Data records
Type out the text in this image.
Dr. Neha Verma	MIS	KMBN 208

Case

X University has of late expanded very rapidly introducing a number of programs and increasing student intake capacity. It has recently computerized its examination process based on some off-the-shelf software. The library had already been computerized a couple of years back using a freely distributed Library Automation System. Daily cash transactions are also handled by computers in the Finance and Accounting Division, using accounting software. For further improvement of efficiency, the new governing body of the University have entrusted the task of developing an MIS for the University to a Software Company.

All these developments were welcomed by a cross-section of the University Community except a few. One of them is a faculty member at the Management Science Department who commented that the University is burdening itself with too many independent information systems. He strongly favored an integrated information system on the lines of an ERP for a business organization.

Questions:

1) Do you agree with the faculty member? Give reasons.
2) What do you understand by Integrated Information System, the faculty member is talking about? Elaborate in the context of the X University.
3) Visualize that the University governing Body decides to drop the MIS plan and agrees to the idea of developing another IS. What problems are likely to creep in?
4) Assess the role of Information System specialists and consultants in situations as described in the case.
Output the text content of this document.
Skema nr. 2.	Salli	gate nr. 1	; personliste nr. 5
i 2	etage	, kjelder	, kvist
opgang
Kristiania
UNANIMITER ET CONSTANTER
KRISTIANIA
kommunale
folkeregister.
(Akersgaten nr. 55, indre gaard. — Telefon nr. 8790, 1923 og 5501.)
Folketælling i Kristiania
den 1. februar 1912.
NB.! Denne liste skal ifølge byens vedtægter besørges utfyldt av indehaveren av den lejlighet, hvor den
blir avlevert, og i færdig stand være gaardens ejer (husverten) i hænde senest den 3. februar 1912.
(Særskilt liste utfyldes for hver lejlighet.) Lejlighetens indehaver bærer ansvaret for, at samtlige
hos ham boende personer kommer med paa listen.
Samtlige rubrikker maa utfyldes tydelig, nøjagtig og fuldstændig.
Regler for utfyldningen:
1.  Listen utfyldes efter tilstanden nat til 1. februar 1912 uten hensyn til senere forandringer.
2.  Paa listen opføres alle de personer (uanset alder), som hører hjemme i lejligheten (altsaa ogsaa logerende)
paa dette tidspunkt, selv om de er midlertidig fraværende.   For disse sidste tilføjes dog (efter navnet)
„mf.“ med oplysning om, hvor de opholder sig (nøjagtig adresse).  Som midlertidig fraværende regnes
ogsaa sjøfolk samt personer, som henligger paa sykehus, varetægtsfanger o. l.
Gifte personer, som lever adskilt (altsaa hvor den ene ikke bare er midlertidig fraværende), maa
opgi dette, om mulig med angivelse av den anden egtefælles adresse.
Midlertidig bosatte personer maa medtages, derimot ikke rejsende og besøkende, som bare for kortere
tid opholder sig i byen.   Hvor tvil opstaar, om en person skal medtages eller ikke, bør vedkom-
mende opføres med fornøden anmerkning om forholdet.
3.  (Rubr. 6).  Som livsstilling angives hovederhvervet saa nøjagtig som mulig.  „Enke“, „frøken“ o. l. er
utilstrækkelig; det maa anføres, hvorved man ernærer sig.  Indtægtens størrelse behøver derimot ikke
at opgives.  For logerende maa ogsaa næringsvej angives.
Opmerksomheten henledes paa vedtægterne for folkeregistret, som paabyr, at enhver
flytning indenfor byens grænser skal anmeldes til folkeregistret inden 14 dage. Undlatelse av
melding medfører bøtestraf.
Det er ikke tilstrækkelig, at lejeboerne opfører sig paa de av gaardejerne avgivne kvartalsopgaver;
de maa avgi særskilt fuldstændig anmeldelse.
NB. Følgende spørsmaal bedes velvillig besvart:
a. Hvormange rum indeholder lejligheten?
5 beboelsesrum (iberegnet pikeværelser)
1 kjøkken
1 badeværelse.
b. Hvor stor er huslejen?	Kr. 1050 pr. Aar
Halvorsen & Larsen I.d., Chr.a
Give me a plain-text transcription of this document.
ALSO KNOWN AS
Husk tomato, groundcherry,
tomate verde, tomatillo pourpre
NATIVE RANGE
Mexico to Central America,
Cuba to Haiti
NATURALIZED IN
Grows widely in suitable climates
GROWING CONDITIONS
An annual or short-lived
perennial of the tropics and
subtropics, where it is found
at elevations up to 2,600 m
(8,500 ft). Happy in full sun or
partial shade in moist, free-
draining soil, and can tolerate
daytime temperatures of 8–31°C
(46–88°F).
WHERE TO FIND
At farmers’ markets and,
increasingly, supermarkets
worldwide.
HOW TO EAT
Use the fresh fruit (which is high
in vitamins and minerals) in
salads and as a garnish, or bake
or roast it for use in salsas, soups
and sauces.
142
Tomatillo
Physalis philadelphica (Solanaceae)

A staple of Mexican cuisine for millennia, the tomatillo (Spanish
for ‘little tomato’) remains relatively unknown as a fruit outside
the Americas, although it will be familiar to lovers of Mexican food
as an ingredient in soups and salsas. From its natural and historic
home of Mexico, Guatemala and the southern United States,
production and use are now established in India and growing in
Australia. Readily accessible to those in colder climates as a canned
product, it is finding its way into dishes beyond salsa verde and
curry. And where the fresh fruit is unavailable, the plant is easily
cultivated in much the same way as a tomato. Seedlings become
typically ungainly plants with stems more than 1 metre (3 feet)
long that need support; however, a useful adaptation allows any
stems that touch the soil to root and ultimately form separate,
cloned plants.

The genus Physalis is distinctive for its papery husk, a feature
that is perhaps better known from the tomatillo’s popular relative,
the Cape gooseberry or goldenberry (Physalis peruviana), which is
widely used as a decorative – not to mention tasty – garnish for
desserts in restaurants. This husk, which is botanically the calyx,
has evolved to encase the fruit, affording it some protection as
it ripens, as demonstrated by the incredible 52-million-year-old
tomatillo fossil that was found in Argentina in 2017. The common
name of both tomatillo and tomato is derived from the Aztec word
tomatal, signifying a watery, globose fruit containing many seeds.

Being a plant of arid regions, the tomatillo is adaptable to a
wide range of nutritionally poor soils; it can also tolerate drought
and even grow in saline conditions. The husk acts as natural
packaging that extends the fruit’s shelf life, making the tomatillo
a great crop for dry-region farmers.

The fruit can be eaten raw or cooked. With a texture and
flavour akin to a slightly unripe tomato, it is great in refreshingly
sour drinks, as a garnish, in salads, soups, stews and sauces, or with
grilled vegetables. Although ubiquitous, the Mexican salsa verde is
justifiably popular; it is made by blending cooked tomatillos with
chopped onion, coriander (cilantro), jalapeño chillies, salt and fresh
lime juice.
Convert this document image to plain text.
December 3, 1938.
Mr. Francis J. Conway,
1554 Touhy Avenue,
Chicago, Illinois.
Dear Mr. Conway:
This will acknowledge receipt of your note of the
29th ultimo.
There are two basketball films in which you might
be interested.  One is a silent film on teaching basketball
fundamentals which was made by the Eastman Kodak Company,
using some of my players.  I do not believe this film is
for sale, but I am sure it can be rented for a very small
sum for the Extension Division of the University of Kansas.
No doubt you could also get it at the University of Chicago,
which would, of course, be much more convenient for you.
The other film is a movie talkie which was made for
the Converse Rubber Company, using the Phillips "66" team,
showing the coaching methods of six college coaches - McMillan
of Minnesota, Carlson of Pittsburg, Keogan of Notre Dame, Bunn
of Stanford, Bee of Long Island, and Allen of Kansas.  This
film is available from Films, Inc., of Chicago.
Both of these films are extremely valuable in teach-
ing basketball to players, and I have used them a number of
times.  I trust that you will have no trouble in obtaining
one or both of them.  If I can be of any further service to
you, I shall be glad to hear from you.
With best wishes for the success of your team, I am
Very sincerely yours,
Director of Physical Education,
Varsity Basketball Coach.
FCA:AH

■ EXERCISE REQUIREMENTS: Give the records above again, word for word.

■ COMPLETE OUTPUT:
Type out the text in this image.
Dr. Neha Verma	MIS	KMBN 208

Case

X University has of late expanded very rapidly introducing a number of programs and increasing student intake capacity. It has recently computerized its examination process based on some off-the-shelf software. The library had already been computerized a couple of years back using a freely distributed Library Automation System. Daily cash transactions are also handled by computers in the Finance and Accounting Division, using accounting software. For further improvement of efficiency, the new governing body of the University have entrusted the task of developing an MIS for the University to a Software Company.

All these developments were welcomed by a cross-section of the University Community except a few. One of them is a faculty member at the Management Science Department who commented that the University is burdening itself with too many independent information systems. He strongly favored an integrated information system on the lines of an ERP for a business organization.

Questions:

1) Do you agree with the faculty member? Give reasons.
2) What do you understand by Integrated Information System, the faculty member is talking about? Elaborate in the context of the X University.
3) Visualize that the University governing Body decides to drop the MIS plan and agrees to the idea of developing another IS. What problems are likely to creep in?
4) Assess the role of Information System specialists and consultants in situations as described in the case.
Output the text content of this document.
Skema nr. 2.	Salli	gate nr. 1	; personliste nr. 5
i 2	etage	, kjelder	, kvist
opgang
Kristiania
UNANIMITER ET CONSTANTER
KRISTIANIA
kommunale
folkeregister.
(Akersgaten nr. 55, indre gaard. — Telefon nr. 8790, 1923 og 5501.)
Folketælling i Kristiania
den 1. februar 1912.
NB.! Denne liste skal ifølge byens vedtægter besørges utfyldt av indehaveren av den lejlighet, hvor den
blir avlevert, og i færdig stand være gaardens ejer (husverten) i hænde senest den 3. februar 1912.
(Særskilt liste utfyldes for hver lejlighet.) Lejlighetens indehaver bærer ansvaret for, at samtlige
hos ham boende personer kommer med paa listen.
Samtlige rubrikker maa utfyldes tydelig, nøjagtig og fuldstændig.
Regler for utfyldningen:
1.  Listen utfyldes efter tilstanden nat til 1. februar 1912 uten hensyn til senere forandringer.
2.  Paa listen opføres alle de personer (uanset alder), som hører hjemme i lejligheten (altsaa ogsaa logerende)
paa dette tidspunkt, selv om de er midlertidig fraværende.   For disse sidste tilføjes dog (efter navnet)
„mf.“ med oplysning om, hvor de opholder sig (nøjagtig adresse).  Som midlertidig fraværende regnes
ogsaa sjøfolk samt personer, som henligger paa sykehus, varetægtsfanger o. l.
Gifte personer, som lever adskilt (altsaa hvor den ene ikke bare er midlertidig fraværende), maa
opgi dette, om mulig med angivelse av den anden egtefælles adresse.
Midlertidig bosatte personer maa medtages, derimot ikke rejsende og besøkende, som bare for kortere
tid opholder sig i byen.   Hvor tvil opstaar, om en person skal medtages eller ikke, bør vedkom-
mende opføres med fornøden anmerkning om forholdet.
3.  (Rubr. 6).  Som livsstilling angives hovederhvervet saa nøjagtig som mulig.  „Enke“, „frøken“ o. l. er
utilstrækkelig; det maa anføres, hvorved man ernærer sig.  Indtægtens størrelse behøver derimot ikke
at opgives.  For logerende maa ogsaa næringsvej angives.
Opmerksomheten henledes paa vedtægterne for folkeregistret, som paabyr, at enhver
flytning indenfor byens grænser skal anmeldes til folkeregistret inden 14 dage. Undlatelse av
melding medfører bøtestraf.
Det er ikke tilstrækkelig, at lejeboerne opfører sig paa de av gaardejerne avgivne kvartalsopgaver;
de maa avgi særskilt fuldstændig anmeldelse.
NB. Følgende spørsmaal bedes velvillig besvart:
a. Hvormange rum indeholder lejligheten?
5 beboelsesrum (iberegnet pikeværelser)
1 kjøkken
1 badeværelse.
b. Hvor stor er huslejen?	Kr. 1050 pr. Aar
Halvorsen & Larsen I.d., Chr.a
Give me a plain-text transcription of this document.
ALSO KNOWN AS
Husk tomato, groundcherry,
tomate verde, tomatillo pourpre
NATIVE RANGE
Mexico to Central America,
Cuba to Haiti
NATURALIZED IN
Grows widely in suitable climates
GROWING CONDITIONS
An annual or short-lived
perennial of the tropics and
subtropics, where it is found
at elevations up to 2,600 m
(8,500 ft). Happy in full sun or
partial shade in moist, free-
draining soil, and can tolerate
daytime temperatures of 8–31°C
(46–88°F).
WHERE TO FIND
At farmers’ markets and,
increasingly, supermarkets
worldwide.
HOW TO EAT
Use the fresh fruit (which is high
in vitamins and minerals) in
salads and as a garnish, or bake
or roast it for use in salsas, soups
and sauces.
142
Tomatillo
Physalis philadelphica (Solanaceae)

A staple of Mexican cuisine for millennia, the tomatillo (Spanish
for ‘little tomato’) remains relatively unknown as a fruit outside
the Americas, although it will be familiar to lovers of Mexican food
as an ingredient in soups and salsas. From its natural and historic
home of Mexico, Guatemala and the southern United States,
production and use are now established in India and growing in
Australia. Readily accessible to those in colder climates as a canned
product, it is finding its way into dishes beyond salsa verde and
curry. And where the fresh fruit is unavailable, the plant is easily
cultivated in much the same way as a tomato. Seedlings become
typically ungainly plants with stems more than 1 metre (3 feet)
long that need support; however, a useful adaptation allows any
stems that touch the soil to root and ultimately form separate,
cloned plants.

The genus Physalis is distinctive for its papery husk, a feature
that is perhaps better known from the tomatillo’s popular relative,
the Cape gooseberry or goldenberry (Physalis peruviana), which is
widely used as a decorative – not to mention tasty – garnish for
desserts in restaurants. This husk, which is botanically the calyx,
has evolved to encase the fruit, affording it some protection as
it ripens, as demonstrated by the incredible 52-million-year-old
tomatillo fossil that was found in Argentina in 2017. The common
name of both tomatillo and tomato is derived from the Aztec word
tomatal, signifying a watery, globose fruit containing many seeds.

Being a plant of arid regions, the tomatillo is adaptable to a
wide range of nutritionally poor soils; it can also tolerate drought
and even grow in saline conditions. The husk acts as natural
packaging that extends the fruit’s shelf life, making the tomatillo
a great crop for dry-region farmers.

The fruit can be eaten raw or cooked. With a texture and
flavour akin to a slightly unripe tomato, it is great in refreshingly
sour drinks, as a garnish, in salads, soups, stews and sauces, or with
grilled vegetables. Although ubiquitous, the Mexican salsa verde is
justifiably popular; it is made by blending cooked tomatillos with
chopped onion, coriander (cilantro), jalapeño chillies, salt and fresh
lime juice.
Convert this document image to plain text.
December 3, 1938.
Mr. Francis J. Conway,
1554 Touhy Avenue,
Chicago, Illinois.
Dear Mr. Conway:
This will acknowledge receipt of your note of the
29th ultimo.
There are two basketball films in which you might
be interested.  One is a silent film on teaching basketball
fundamentals which was made by the Eastman Kodak Company,
using some of my players.  I do not believe this film is
for sale, but I am sure it can be rented for a very small
sum for the Extension Division of the University of Kansas.
No doubt you could also get it at the University of Chicago,
which would, of course, be much more convenient for you.
The other film is a movie talkie which was made for
the Converse Rubber Company, using the Phillips "66" team,
showing the coaching methods of six college coaches - McMillan
of Minnesota, Carlson of Pittsburg, Keogan of Notre Dame, Bunn
of Stanford, Bee of Long Island, and Allen of Kansas.  This
film is available from Films, Inc., of Chicago.
Both of these films are extremely valuable in teach-
ing basketball to players, and I have used them a number of
times.  I trust that you will have no trouble in obtaining
one or both of them.  If I can be of any further service to
you, I shall be glad to hear from you.
With best wishes for the success of your team, I am
Very sincerely yours,
Director of Physical Education,
Varsity Basketball Coach.
FCA:AH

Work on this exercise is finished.